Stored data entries
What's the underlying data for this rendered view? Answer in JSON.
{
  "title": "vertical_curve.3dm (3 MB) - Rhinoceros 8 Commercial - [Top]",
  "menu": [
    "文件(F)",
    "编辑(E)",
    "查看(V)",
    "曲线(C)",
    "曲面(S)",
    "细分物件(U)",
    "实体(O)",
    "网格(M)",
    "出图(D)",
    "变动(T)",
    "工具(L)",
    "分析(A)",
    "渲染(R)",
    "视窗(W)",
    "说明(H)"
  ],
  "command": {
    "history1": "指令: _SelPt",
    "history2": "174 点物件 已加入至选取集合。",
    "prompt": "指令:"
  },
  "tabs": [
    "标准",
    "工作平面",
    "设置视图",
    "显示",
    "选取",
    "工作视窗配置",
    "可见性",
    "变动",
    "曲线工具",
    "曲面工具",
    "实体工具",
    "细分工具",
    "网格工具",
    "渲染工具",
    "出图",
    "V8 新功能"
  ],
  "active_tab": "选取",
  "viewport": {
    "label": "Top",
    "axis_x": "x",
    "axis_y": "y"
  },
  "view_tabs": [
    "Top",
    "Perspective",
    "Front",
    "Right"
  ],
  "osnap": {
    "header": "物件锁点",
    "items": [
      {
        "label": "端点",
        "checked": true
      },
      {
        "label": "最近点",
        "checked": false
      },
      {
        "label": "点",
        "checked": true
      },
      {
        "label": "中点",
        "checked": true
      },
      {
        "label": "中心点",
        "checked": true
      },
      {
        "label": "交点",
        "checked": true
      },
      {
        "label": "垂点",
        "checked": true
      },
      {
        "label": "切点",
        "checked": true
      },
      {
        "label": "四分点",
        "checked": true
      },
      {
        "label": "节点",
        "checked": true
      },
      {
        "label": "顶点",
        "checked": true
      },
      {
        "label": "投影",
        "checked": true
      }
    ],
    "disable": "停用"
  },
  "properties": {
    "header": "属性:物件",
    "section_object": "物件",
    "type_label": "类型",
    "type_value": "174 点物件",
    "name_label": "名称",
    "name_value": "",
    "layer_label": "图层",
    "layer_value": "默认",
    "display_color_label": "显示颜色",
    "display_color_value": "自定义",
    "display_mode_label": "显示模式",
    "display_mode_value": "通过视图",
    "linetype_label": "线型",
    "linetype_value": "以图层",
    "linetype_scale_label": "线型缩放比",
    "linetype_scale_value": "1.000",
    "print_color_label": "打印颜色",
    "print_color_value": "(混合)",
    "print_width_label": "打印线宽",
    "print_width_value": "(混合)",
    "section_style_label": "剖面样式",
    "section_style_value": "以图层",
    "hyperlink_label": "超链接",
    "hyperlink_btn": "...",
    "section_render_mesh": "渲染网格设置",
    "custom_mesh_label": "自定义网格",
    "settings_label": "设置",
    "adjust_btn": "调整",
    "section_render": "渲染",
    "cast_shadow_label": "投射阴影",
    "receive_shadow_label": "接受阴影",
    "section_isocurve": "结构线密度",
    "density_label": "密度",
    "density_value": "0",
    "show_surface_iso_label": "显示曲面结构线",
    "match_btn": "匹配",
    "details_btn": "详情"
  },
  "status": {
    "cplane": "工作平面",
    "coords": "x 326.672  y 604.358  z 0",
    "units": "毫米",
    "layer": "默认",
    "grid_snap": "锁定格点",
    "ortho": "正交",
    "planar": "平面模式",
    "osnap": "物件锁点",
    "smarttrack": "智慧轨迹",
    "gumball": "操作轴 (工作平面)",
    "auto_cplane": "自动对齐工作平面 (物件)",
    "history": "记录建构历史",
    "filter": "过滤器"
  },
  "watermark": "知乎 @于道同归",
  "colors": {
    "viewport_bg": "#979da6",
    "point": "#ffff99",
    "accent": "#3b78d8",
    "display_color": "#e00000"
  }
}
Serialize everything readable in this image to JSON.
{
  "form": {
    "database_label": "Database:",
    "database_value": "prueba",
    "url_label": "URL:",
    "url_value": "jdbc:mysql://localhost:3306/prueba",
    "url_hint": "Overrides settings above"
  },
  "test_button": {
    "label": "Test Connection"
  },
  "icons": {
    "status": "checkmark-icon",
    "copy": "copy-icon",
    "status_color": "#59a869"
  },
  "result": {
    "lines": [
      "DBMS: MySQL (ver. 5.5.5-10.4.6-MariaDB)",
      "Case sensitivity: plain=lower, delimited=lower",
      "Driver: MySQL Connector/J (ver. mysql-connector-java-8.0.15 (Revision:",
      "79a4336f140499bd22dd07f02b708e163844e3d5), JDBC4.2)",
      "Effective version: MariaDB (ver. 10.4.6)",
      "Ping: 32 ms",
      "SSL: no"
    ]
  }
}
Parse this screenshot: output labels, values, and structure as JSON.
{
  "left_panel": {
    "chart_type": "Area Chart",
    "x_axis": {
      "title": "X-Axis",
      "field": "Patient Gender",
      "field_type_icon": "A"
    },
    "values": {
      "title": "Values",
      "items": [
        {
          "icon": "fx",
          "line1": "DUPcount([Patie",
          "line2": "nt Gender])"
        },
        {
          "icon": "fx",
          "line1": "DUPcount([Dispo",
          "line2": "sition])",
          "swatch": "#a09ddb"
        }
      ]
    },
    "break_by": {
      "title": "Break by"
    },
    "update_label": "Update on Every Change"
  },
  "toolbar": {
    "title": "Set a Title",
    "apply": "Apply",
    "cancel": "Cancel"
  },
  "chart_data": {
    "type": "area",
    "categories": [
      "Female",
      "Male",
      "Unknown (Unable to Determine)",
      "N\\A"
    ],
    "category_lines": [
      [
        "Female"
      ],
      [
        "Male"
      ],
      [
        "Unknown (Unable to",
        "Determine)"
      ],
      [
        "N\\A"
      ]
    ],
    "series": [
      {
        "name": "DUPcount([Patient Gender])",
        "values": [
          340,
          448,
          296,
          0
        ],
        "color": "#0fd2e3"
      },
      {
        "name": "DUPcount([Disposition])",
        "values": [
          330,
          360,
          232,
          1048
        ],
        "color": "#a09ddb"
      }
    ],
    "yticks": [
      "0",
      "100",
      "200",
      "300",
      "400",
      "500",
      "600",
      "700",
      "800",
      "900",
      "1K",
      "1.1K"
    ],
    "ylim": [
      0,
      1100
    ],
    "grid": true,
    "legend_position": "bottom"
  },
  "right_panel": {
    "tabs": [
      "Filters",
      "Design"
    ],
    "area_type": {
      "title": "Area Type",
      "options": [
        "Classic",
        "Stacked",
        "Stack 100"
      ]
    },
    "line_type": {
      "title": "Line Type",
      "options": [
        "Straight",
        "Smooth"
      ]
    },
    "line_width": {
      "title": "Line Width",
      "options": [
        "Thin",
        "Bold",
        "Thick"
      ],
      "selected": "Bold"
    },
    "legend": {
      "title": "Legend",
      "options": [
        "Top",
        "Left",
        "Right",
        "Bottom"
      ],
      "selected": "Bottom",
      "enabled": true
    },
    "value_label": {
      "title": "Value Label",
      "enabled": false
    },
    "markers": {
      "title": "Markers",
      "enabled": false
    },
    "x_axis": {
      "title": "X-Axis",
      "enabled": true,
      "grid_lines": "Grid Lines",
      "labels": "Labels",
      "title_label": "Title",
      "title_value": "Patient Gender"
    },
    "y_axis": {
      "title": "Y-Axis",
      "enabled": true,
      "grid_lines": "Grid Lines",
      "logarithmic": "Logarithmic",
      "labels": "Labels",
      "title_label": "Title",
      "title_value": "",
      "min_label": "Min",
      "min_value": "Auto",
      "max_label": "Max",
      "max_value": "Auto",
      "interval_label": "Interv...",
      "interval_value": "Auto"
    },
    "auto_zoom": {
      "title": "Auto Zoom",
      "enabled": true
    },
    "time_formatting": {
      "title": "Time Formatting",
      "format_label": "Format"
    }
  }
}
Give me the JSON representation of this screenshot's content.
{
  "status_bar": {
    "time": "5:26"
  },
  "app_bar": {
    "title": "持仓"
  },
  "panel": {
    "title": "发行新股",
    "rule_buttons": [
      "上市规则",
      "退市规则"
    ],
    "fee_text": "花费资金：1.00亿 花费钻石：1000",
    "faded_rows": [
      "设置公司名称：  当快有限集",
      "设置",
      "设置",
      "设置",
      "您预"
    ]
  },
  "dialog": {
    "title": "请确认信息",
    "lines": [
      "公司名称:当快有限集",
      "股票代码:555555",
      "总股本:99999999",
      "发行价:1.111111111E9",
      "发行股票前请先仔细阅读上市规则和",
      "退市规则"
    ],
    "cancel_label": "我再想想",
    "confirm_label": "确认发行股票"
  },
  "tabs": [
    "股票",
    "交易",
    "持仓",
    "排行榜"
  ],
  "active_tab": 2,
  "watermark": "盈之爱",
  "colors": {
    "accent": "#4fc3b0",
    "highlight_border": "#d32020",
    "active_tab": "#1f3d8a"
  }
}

Problem requirements =
Pull every line containing the word "Unable" out of the material.

Output of the exercise =
      "Unknown (Unable to Determine)",
        "Unknown (Unable to",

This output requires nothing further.